Task to complete:
Count only the lines of the records that hold "color", then give the number without any other words.

— Start of Records for the task —

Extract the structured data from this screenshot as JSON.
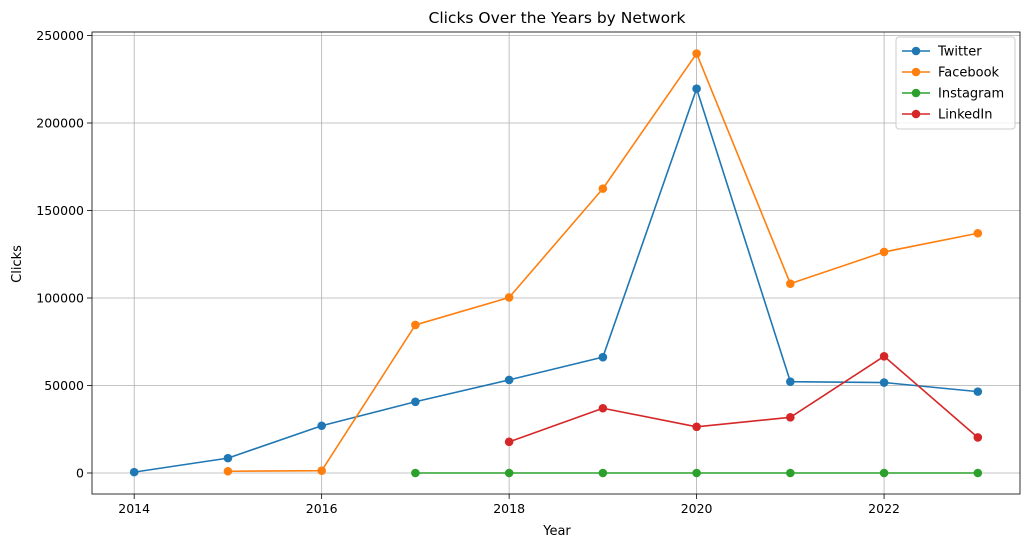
{
  "chart_data": {
    "type": "line",
    "title": "Clicks Over the Years by Network",
    "xlabel": "Year",
    "ylabel": "Clicks",
    "xlim": [
      2013.55,
      2023.45
    ],
    "ylim": [
      -12000,
      252000
    ],
    "xticks": [
      2014,
      2016,
      2018,
      2020,
      2022
    ],
    "yticks": [
      0,
      50000,
      100000,
      150000,
      200000,
      250000
    ],
    "grid": true,
    "legend_position": "top-right",
    "series": [
      {
        "name": "Twitter",
        "color": "#1f77b4",
        "x": [
          2014,
          2015,
          2016,
          2017,
          2018,
          2019,
          2020,
          2021,
          2022,
          2023
        ],
        "y": [
          500,
          8500,
          27000,
          40700,
          53200,
          66200,
          219600,
          52200,
          51700,
          46500
        ]
      },
      {
        "name": "Facebook",
        "color": "#ff7f0e",
        "x": [
          2015,
          2016,
          2017,
          2018,
          2019,
          2020,
          2021,
          2022,
          2023
        ],
        "y": [
          1000,
          1300,
          84600,
          100300,
          162500,
          239700,
          108200,
          126300,
          137000
        ]
      },
      {
        "name": "Instagram",
        "color": "#2ca02c",
        "x": [
          2017,
          2018,
          2019,
          2020,
          2021,
          2022,
          2023
        ],
        "y": [
          0,
          0,
          0,
          0,
          0,
          0,
          0
        ]
      },
      {
        "name": "LinkedIn",
        "color": "#d62728",
        "x": [
          2018,
          2019,
          2020,
          2021,
          2022,
          2023
        ],
        "y": [
          17800,
          37000,
          26400,
          31800,
          66700,
          20300
        ]
      }
    ]
  }
}
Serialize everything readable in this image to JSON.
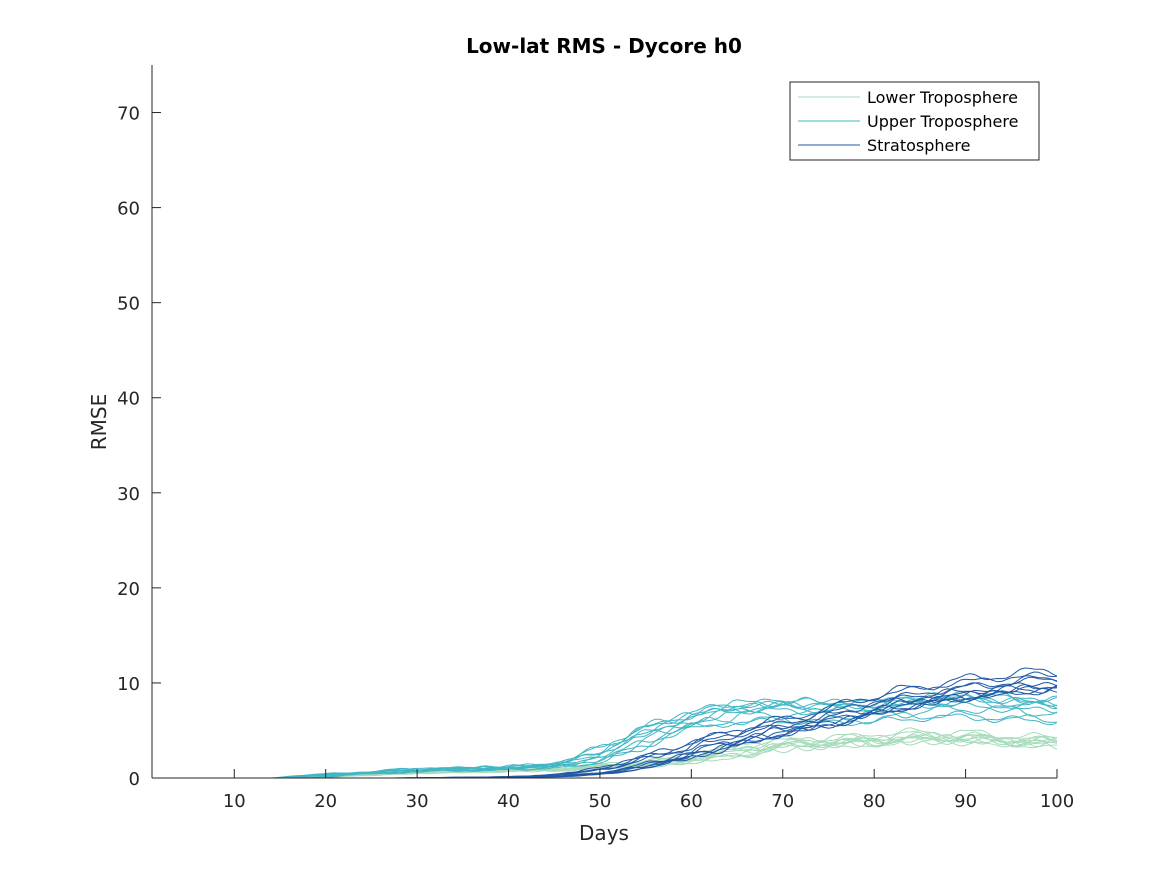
{
  "chart_data": {
    "type": "line",
    "title": "Low-lat RMS - Dycore h0",
    "xlabel": "Days",
    "ylabel": "RMSE",
    "xlim": [
      1,
      100
    ],
    "ylim": [
      0,
      75
    ],
    "xticks": [
      10,
      20,
      30,
      40,
      50,
      60,
      70,
      80,
      90,
      100
    ],
    "yticks": [
      0,
      10,
      20,
      30,
      40,
      50,
      60,
      70
    ],
    "grid": false,
    "legend_position": "top-right",
    "series": [
      {
        "name": "Lower Troposphere",
        "color": "#a6dbbb",
        "ensemble_members": 10,
        "x": [
          1,
          10,
          17,
          20,
          25,
          30,
          35,
          40,
          45,
          50,
          55,
          60,
          65,
          70,
          75,
          80,
          85,
          90,
          95,
          100
        ],
        "values": [
          0,
          0,
          0,
          0.2,
          0.4,
          0.6,
          0.7,
          0.8,
          0.9,
          1.2,
          1.5,
          2.0,
          2.8,
          3.6,
          3.8,
          4.0,
          4.4,
          4.3,
          4.0,
          3.8
        ]
      },
      {
        "name": "Upper Troposphere",
        "color": "#41b6c4",
        "ensemble_members": 10,
        "x": [
          1,
          10,
          17,
          20,
          25,
          30,
          35,
          40,
          45,
          50,
          55,
          60,
          65,
          70,
          75,
          80,
          85,
          90,
          95,
          100
        ],
        "values": [
          0,
          0,
          0,
          0.3,
          0.5,
          0.8,
          0.9,
          1.0,
          1.2,
          2.0,
          4.2,
          5.8,
          6.8,
          7.0,
          6.9,
          6.9,
          7.3,
          7.6,
          7.3,
          7.0
        ]
      },
      {
        "name": "Stratosphere",
        "color": "#2159a6",
        "ensemble_members": 10,
        "x": [
          1,
          10,
          17,
          20,
          25,
          30,
          35,
          40,
          45,
          50,
          55,
          60,
          65,
          70,
          75,
          80,
          85,
          90,
          95,
          100
        ],
        "values": [
          0,
          0,
          0,
          0,
          0,
          0,
          0.05,
          0.1,
          0.2,
          0.6,
          1.6,
          3.0,
          4.4,
          5.6,
          6.6,
          8.0,
          9.0,
          9.8,
          10.4,
          10.8
        ]
      }
    ]
  }
}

— End of Records for the task —

Exercise output:
7